Drop every picture and give the entries back exactly.

◆ Supplied data ◆
--- Start ---

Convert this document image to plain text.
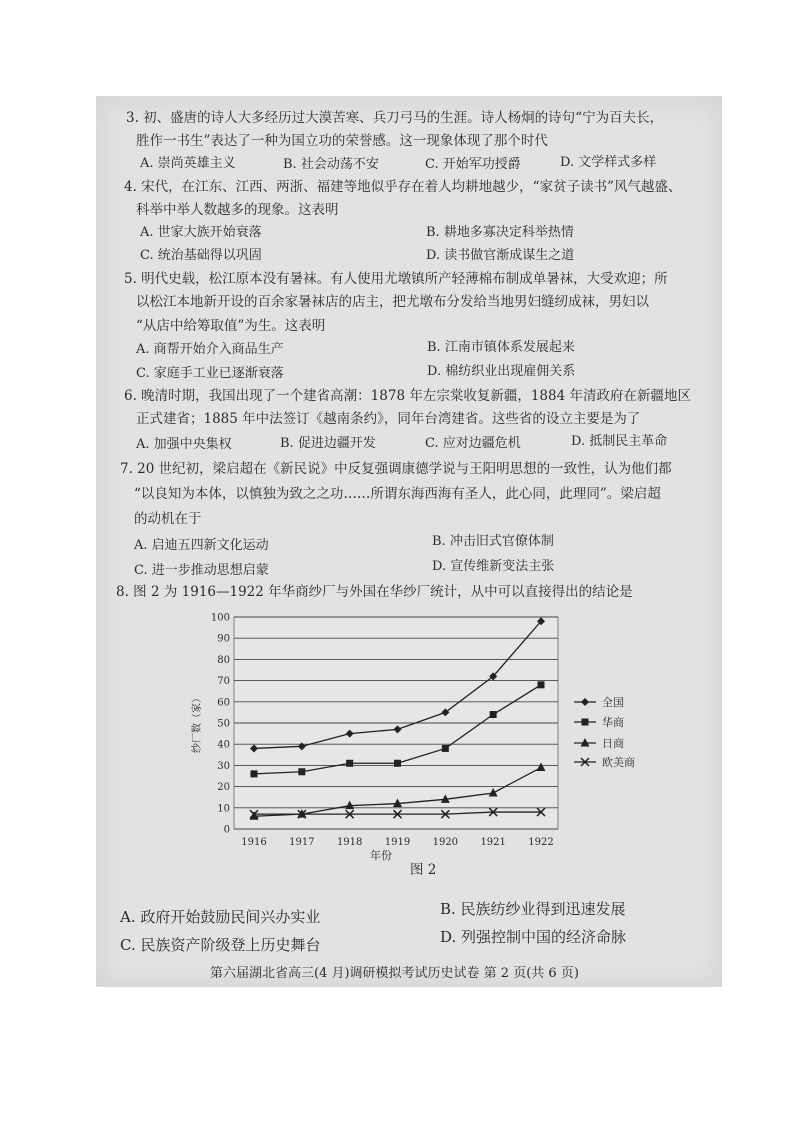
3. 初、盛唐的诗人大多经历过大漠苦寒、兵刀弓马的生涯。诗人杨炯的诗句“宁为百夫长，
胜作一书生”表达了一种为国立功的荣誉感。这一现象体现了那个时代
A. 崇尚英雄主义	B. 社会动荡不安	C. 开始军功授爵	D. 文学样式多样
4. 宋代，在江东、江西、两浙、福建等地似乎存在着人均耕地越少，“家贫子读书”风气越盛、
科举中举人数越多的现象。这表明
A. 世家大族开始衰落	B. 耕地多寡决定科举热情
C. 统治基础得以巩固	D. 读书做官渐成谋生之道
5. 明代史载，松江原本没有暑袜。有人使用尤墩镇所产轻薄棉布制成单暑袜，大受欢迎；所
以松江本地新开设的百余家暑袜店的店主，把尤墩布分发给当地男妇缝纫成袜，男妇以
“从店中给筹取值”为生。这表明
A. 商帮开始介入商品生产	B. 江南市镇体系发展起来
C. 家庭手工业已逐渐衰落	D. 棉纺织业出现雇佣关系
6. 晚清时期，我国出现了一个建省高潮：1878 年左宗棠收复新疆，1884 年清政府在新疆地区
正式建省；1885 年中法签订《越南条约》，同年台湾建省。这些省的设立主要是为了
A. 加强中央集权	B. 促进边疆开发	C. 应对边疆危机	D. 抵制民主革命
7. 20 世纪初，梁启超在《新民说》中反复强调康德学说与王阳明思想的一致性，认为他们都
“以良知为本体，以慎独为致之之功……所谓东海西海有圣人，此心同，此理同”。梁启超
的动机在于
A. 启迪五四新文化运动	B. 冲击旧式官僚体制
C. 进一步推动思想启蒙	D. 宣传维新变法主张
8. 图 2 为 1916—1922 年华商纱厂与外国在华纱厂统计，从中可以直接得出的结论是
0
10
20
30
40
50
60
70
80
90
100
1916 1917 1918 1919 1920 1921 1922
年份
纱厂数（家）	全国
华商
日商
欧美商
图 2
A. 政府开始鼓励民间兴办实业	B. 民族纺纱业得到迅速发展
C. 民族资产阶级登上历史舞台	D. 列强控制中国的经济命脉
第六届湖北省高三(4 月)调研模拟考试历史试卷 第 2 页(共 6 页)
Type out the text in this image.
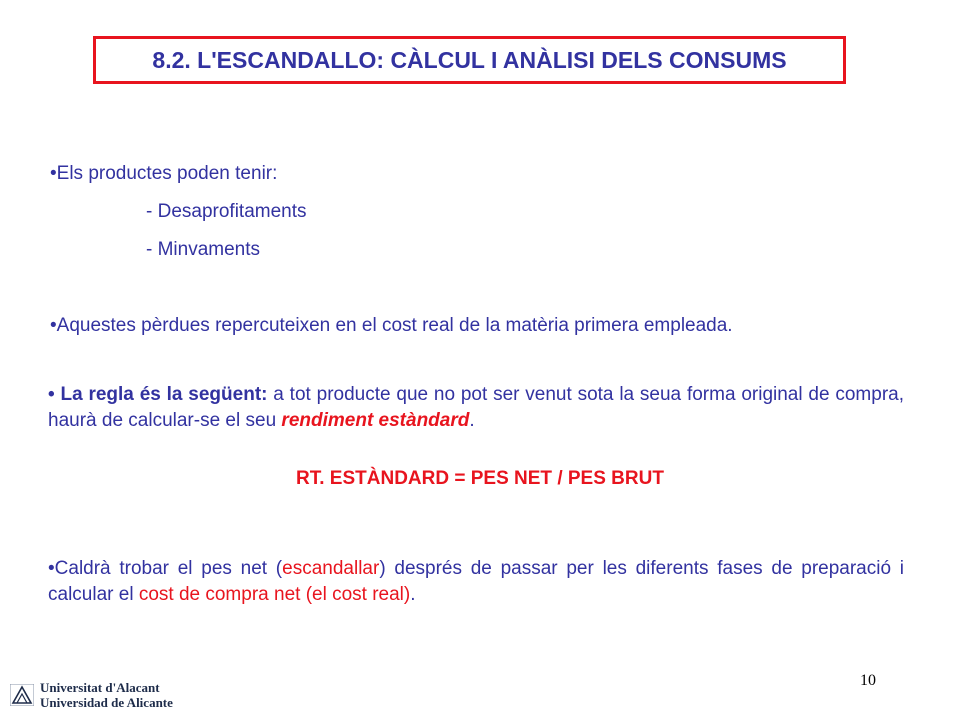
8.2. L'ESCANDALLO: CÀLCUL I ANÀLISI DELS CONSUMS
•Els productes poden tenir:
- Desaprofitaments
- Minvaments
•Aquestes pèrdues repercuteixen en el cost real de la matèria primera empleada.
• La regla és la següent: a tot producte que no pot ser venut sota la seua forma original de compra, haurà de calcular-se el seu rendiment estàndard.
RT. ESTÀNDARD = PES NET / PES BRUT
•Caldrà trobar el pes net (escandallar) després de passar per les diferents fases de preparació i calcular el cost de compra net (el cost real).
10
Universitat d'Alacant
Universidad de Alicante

--- End ---

◆ Written answer ◆
Convert this document image to plain text.
3. 初、盛唐的诗人大多经历过大漠苦寒、兵刀弓马的生涯。诗人杨炯的诗句“宁为百夫长，
胜作一书生”表达了一种为国立功的荣誉感。这一现象体现了那个时代
A. 崇尚英雄主义	B. 社会动荡不安	C. 开始军功授爵	D. 文学样式多样
4. 宋代，在江东、江西、两浙、福建等地似乎存在着人均耕地越少，“家贫子读书”风气越盛、
科举中举人数越多的现象。这表明
A. 世家大族开始衰落	B. 耕地多寡决定科举热情
C. 统治基础得以巩固	D. 读书做官渐成谋生之道
5. 明代史载，松江原本没有暑袜。有人使用尤墩镇所产轻薄棉布制成单暑袜，大受欢迎；所
以松江本地新开设的百余家暑袜店的店主，把尤墩布分发给当地男妇缝纫成袜，男妇以
“从店中给筹取值”为生。这表明
A. 商帮开始介入商品生产	B. 江南市镇体系发展起来
C. 家庭手工业已逐渐衰落	D. 棉纺织业出现雇佣关系
6. 晚清时期，我国出现了一个建省高潮：1878 年左宗棠收复新疆，1884 年清政府在新疆地区
正式建省；1885 年中法签订《越南条约》，同年台湾建省。这些省的设立主要是为了
A. 加强中央集权	B. 促进边疆开发	C. 应对边疆危机	D. 抵制民主革命
7. 20 世纪初，梁启超在《新民说》中反复强调康德学说与王阳明思想的一致性，认为他们都
“以良知为本体，以慎独为致之之功……所谓东海西海有圣人，此心同，此理同”。梁启超
的动机在于
A. 启迪五四新文化运动	B. 冲击旧式官僚体制
C. 进一步推动思想启蒙	D. 宣传维新变法主张
8. 图 2 为 1916—1922 年华商纱厂与外国在华纱厂统计，从中可以直接得出的结论是
0
10
20
30
40
50
60
70
80
90
100
1916 1917 1918 1919 1920 1921 1922
年份
纱厂数（家）	全国
华商
日商
欧美商
图 2
A. 政府开始鼓励民间兴办实业	B. 民族纺纱业得到迅速发展
C. 民族资产阶级登上历史舞台	D. 列强控制中国的经济命脉
第六届湖北省高三(4 月)调研模拟考试历史试卷 第 2 页(共 6 页)
Type out the text in this image.
8.2. L'ESCANDALLO: CÀLCUL I ANÀLISI DELS CONSUMS
•Els productes poden tenir:
- Desaprofitaments
- Minvaments
•Aquestes pèrdues repercuteixen en el cost real de la matèria primera empleada.
• La regla és la següent: a tot producte que no pot ser venut sota la seua forma original de compra, haurà de calcular-se el seu rendiment estàndard.
RT. ESTÀNDARD = PES NET / PES BRUT
•Caldrà trobar el pes net (escandallar) després de passar per les diferents fases de preparació i calcular el cost de compra net (el cost real).
10
Universitat d'Alacant
Universidad de Alicante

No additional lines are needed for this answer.